REQUIRED WORK: For the material that follows, list every line containing the word "ylabel".

Data entries:
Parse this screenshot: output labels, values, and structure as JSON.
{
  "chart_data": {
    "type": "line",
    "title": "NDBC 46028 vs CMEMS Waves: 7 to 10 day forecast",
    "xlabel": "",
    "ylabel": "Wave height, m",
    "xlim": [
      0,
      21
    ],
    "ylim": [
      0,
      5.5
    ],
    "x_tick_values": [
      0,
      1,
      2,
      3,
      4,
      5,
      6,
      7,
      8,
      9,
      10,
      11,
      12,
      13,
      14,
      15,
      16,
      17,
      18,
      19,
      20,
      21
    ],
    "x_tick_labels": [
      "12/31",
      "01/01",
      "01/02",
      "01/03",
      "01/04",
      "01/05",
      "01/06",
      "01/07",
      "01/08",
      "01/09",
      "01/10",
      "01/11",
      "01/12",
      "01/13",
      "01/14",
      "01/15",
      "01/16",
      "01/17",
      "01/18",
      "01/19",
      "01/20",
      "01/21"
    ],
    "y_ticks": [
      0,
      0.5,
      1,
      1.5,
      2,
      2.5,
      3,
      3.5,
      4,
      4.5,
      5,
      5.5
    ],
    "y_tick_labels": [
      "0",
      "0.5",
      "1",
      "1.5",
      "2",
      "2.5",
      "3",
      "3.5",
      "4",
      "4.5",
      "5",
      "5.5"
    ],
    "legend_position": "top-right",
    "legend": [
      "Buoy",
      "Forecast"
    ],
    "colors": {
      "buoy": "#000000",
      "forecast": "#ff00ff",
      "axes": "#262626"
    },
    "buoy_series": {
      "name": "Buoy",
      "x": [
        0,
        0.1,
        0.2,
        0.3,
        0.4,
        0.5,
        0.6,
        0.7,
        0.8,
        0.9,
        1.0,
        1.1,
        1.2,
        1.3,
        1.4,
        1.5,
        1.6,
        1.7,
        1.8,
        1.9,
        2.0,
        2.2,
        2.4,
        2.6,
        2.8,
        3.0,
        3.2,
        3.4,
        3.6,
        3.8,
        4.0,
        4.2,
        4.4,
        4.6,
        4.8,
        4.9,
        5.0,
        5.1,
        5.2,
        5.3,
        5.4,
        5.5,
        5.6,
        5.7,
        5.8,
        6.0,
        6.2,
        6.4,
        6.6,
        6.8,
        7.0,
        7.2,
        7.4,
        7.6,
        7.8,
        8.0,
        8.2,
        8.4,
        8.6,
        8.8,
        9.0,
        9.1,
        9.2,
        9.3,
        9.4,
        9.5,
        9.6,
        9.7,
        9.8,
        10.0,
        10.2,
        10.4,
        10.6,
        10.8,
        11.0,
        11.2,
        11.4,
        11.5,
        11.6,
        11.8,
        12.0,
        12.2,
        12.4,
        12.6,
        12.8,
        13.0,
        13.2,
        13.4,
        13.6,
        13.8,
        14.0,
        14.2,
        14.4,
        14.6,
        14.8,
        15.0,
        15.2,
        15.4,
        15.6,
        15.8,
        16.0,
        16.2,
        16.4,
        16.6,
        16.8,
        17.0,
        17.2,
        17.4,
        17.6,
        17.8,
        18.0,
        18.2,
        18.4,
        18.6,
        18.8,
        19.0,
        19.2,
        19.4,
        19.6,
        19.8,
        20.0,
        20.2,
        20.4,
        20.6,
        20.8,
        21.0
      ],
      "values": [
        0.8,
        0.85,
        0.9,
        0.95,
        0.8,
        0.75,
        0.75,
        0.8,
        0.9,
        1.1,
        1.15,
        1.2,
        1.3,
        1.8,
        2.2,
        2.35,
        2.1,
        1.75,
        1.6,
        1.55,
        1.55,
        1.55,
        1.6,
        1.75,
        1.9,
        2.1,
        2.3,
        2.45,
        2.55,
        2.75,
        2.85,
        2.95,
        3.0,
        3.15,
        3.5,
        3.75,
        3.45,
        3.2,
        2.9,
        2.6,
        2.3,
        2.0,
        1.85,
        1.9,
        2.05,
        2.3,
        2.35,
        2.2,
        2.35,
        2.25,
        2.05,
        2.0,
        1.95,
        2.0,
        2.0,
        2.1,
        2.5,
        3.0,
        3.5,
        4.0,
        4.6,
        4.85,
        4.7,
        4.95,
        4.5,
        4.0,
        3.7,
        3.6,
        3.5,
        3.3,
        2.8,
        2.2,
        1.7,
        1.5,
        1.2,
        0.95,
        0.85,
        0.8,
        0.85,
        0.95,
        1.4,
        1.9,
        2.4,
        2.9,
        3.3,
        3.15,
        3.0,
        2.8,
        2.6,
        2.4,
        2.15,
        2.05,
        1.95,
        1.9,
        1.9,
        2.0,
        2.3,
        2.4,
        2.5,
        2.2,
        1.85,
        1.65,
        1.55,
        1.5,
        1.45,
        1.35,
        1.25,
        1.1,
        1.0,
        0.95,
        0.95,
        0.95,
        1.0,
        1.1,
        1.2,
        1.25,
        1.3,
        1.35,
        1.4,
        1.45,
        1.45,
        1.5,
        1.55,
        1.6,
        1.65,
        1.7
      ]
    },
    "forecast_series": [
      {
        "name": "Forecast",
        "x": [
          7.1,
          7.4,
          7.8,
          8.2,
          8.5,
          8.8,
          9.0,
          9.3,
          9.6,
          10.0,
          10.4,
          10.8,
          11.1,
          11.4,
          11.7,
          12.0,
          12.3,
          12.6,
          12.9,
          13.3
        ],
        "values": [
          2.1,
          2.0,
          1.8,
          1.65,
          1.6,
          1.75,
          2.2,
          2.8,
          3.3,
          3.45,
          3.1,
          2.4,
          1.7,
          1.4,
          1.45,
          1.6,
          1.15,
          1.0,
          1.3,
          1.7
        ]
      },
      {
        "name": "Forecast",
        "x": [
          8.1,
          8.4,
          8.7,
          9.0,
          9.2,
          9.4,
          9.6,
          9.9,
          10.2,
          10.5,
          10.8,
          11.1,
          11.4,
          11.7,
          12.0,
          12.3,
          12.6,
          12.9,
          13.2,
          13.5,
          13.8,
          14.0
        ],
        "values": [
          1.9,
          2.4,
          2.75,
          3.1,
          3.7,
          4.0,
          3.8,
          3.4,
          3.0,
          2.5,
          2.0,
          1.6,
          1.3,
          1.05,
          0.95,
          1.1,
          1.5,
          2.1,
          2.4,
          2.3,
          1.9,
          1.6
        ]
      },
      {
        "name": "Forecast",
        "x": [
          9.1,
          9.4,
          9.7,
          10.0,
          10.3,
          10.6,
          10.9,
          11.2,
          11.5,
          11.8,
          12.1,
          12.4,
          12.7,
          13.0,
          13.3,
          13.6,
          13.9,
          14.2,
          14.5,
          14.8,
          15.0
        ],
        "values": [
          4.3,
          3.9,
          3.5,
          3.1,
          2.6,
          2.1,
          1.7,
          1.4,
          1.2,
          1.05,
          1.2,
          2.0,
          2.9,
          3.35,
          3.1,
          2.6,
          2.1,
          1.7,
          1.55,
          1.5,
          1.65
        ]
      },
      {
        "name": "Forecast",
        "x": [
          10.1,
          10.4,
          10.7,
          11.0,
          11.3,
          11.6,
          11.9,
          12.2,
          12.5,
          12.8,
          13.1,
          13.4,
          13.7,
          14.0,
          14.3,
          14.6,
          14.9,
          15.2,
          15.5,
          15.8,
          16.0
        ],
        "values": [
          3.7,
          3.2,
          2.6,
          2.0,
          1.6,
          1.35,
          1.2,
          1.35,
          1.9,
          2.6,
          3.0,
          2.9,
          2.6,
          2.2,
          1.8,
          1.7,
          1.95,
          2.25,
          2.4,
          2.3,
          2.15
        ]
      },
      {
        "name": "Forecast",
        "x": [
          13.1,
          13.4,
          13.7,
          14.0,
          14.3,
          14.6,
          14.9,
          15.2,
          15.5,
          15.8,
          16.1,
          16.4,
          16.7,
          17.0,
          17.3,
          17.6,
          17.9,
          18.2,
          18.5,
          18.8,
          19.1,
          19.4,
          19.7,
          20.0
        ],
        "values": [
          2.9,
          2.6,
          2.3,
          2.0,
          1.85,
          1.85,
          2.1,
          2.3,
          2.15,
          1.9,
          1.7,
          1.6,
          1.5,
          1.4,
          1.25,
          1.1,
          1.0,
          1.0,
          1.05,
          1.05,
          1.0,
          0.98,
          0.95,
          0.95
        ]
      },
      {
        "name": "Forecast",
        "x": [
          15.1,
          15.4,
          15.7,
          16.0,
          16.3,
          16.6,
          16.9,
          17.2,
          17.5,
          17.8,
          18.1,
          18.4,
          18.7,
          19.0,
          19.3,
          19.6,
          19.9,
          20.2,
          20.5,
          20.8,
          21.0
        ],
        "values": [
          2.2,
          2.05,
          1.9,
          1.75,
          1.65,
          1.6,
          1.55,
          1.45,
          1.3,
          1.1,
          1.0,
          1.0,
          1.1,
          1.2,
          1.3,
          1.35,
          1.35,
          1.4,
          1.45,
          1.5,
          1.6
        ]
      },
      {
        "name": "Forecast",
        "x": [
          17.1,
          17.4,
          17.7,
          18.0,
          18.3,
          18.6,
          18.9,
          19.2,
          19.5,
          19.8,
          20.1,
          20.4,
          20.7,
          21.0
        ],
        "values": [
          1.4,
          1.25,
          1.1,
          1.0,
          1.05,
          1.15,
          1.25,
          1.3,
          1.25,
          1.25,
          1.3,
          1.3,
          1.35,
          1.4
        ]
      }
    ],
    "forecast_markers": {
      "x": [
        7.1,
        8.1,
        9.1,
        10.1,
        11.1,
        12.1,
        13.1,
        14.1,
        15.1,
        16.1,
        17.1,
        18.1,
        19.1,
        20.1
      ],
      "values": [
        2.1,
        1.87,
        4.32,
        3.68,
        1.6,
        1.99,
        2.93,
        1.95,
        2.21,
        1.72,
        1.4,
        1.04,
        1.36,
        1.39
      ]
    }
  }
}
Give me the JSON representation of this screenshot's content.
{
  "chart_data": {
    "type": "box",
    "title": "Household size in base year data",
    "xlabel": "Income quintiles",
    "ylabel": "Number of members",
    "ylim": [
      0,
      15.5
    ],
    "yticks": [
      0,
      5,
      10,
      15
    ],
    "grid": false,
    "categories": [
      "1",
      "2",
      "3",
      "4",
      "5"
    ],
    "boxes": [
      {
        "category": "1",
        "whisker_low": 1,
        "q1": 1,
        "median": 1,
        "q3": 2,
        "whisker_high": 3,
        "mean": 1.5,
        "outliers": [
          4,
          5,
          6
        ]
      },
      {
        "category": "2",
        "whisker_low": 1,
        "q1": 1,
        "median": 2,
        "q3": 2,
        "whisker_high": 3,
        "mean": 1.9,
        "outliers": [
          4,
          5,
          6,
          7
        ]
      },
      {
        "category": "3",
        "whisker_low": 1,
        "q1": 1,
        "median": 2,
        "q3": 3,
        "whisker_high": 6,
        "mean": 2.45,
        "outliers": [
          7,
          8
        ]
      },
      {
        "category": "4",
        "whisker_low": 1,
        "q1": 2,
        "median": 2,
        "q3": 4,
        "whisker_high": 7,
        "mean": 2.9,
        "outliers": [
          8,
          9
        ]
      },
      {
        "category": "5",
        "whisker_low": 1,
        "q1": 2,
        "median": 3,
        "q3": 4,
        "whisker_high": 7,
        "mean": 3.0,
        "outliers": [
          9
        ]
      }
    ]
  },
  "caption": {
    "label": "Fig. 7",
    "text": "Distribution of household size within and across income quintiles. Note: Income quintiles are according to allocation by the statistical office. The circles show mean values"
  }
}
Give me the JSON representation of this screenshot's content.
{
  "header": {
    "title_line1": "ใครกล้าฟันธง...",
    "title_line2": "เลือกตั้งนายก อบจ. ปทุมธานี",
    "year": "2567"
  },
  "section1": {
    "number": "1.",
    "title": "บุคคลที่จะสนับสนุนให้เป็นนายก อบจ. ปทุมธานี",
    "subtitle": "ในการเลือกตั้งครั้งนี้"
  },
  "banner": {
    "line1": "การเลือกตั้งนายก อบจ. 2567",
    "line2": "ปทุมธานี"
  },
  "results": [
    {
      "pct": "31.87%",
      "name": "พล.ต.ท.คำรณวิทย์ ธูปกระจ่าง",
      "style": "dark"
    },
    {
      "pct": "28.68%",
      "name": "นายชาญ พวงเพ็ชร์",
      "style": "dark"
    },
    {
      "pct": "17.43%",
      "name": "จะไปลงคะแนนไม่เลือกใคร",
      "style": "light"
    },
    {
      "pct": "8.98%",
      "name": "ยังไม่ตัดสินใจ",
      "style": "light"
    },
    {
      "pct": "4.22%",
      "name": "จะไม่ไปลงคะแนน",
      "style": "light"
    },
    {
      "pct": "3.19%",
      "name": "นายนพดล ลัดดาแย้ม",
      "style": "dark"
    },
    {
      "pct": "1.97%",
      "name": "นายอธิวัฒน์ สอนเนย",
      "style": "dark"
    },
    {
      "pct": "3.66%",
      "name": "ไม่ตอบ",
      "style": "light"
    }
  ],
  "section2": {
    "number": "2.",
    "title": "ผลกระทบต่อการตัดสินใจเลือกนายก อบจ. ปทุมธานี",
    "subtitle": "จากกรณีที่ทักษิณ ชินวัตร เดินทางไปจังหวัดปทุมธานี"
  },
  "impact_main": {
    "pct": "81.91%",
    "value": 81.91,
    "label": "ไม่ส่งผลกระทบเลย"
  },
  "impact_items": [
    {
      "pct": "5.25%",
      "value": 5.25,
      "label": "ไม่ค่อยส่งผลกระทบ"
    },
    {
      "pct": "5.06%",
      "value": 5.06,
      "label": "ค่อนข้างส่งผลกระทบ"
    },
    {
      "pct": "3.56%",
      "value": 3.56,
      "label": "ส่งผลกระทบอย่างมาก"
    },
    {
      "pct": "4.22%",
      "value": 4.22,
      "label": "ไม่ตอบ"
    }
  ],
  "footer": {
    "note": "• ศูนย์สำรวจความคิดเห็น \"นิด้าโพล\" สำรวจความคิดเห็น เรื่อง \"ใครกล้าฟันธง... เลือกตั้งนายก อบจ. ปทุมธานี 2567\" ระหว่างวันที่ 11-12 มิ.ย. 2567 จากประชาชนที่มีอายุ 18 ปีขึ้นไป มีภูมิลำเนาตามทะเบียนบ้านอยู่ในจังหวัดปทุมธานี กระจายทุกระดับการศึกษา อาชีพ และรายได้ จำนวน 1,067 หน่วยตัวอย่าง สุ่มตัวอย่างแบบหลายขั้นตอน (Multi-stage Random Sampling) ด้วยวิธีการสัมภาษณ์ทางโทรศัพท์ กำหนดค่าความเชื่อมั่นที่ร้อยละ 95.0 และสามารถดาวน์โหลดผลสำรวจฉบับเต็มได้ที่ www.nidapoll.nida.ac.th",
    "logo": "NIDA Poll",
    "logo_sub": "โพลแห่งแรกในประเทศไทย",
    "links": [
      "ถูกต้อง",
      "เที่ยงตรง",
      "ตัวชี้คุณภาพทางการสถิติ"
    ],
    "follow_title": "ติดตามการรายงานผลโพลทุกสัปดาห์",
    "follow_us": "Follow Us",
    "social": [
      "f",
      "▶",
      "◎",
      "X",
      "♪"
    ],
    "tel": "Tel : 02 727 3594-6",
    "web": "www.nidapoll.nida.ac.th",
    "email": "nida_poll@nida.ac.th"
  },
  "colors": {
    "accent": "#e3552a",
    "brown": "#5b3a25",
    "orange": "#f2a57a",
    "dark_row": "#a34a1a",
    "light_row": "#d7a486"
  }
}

ANSWER TO THE TASK:
    "ylabel": "Wave height, m",
    "ylabel": "Number of members",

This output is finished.